**Provided data:**
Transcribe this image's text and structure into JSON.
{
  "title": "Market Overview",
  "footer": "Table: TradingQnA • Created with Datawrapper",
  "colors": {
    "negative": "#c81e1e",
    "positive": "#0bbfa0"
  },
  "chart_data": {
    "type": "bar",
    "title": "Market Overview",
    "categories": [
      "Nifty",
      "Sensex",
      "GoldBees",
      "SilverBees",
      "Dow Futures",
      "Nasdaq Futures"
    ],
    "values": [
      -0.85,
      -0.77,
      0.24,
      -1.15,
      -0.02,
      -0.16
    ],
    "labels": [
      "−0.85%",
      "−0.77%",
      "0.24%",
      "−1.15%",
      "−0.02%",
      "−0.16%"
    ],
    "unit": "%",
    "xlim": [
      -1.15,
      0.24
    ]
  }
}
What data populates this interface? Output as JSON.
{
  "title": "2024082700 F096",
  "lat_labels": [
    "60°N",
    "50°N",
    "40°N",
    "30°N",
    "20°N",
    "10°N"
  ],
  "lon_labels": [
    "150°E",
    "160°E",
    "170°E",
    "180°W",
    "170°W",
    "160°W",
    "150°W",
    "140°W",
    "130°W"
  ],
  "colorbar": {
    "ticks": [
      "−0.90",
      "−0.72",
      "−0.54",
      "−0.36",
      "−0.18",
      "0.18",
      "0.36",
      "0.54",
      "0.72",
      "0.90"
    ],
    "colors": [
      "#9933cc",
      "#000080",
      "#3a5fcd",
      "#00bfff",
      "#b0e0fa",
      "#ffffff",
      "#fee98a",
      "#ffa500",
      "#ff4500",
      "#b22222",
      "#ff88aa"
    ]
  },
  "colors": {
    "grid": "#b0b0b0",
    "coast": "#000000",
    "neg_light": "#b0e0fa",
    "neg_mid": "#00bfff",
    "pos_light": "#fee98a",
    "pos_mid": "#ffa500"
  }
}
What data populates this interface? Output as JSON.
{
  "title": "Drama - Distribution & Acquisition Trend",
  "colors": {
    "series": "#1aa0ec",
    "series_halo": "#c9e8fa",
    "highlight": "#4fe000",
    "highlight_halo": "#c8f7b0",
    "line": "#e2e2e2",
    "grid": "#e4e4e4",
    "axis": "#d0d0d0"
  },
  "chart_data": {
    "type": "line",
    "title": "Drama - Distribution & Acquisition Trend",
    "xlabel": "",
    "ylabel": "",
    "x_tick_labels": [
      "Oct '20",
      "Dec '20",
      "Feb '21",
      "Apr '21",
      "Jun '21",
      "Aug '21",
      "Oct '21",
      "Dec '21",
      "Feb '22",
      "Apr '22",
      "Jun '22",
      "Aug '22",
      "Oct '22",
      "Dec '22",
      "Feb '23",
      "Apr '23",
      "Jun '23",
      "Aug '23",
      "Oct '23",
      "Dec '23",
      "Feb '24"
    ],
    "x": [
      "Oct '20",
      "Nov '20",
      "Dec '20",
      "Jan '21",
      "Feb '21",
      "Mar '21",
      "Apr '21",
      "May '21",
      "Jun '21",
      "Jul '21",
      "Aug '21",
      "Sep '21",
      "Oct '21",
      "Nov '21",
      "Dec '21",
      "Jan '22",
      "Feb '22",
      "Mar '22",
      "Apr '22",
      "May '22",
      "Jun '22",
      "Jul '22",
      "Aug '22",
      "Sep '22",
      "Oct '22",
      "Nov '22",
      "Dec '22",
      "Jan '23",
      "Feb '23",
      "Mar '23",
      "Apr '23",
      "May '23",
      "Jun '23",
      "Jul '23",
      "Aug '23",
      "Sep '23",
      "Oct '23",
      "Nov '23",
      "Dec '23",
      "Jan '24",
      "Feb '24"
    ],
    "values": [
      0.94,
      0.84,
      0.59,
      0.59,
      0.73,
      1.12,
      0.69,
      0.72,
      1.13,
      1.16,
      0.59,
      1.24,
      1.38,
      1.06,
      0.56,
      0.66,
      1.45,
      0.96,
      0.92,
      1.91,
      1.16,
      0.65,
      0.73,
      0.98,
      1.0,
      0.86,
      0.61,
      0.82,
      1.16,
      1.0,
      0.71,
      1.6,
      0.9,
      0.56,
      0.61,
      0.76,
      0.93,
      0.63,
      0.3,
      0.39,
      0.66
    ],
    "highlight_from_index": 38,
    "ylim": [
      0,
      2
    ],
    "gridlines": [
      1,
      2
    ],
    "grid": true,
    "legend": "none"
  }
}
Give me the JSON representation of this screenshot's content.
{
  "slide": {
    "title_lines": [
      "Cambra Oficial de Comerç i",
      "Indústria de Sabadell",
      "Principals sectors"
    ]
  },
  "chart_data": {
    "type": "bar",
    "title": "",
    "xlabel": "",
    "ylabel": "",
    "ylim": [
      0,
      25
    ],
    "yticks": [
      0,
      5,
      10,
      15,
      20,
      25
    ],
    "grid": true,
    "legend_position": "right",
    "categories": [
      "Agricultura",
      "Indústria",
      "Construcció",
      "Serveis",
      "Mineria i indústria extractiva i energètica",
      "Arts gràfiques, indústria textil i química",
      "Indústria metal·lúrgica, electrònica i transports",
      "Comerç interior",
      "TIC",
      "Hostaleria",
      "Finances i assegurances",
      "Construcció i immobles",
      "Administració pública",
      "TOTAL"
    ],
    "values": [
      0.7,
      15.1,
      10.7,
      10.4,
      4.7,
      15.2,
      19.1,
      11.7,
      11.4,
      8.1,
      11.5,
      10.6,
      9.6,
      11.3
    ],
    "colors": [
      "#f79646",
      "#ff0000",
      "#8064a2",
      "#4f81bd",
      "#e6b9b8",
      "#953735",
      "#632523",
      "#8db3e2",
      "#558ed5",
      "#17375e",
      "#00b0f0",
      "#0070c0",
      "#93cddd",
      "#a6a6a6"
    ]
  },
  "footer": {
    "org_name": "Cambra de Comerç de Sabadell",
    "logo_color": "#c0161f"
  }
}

**Goal of the exercise:**
Go through the lines above. Select every one that has the string "Drama".

**Output of the exercise:**
  "title": "Drama - Distribution & Acquisition Trend",
    "title": "Drama - Distribution & Acquisition Trend",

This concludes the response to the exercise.